Stored data
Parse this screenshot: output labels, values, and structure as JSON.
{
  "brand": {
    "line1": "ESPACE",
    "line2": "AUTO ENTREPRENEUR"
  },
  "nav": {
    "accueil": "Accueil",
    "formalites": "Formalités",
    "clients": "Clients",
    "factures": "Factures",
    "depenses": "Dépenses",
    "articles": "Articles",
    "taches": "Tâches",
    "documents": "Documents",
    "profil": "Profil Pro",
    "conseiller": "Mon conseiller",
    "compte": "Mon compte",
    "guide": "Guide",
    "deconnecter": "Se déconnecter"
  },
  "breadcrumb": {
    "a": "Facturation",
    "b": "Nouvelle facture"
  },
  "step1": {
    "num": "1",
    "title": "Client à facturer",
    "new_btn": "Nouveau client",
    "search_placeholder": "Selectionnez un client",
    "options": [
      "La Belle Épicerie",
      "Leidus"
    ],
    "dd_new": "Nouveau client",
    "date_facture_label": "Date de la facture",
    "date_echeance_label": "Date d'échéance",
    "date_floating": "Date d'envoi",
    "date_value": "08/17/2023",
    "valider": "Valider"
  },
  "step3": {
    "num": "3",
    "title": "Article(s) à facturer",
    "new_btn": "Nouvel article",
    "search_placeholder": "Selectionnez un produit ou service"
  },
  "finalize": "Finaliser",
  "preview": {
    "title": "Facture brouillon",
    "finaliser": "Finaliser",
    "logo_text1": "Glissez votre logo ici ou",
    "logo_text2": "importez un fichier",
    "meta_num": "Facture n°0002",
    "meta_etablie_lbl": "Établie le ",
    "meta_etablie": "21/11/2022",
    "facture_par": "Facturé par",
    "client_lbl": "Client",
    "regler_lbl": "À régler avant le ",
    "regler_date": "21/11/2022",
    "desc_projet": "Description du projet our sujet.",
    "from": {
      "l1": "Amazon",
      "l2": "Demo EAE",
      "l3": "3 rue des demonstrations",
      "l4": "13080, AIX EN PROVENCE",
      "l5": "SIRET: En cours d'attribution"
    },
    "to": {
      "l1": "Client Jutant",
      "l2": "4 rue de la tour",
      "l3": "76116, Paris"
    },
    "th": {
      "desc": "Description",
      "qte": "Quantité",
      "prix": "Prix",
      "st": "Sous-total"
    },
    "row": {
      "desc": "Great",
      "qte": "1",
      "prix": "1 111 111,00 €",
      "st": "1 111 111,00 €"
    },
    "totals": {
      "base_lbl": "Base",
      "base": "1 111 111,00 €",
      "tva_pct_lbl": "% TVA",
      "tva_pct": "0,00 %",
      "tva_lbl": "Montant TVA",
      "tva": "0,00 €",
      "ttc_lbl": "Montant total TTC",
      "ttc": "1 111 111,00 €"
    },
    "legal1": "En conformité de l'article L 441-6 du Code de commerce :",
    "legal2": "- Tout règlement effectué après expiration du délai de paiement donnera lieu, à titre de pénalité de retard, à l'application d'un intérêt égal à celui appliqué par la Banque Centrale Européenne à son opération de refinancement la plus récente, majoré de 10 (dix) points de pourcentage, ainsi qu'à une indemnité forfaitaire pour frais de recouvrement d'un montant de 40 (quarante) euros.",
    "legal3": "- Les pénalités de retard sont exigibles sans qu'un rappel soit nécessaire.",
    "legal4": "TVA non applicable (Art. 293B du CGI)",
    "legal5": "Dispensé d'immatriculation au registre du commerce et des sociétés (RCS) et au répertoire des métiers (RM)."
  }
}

> EXERCISE DIRECTIONS
What is the number of lines that contain "facturer"? Reply with that number alone.

> CORRECT RESPONSE
2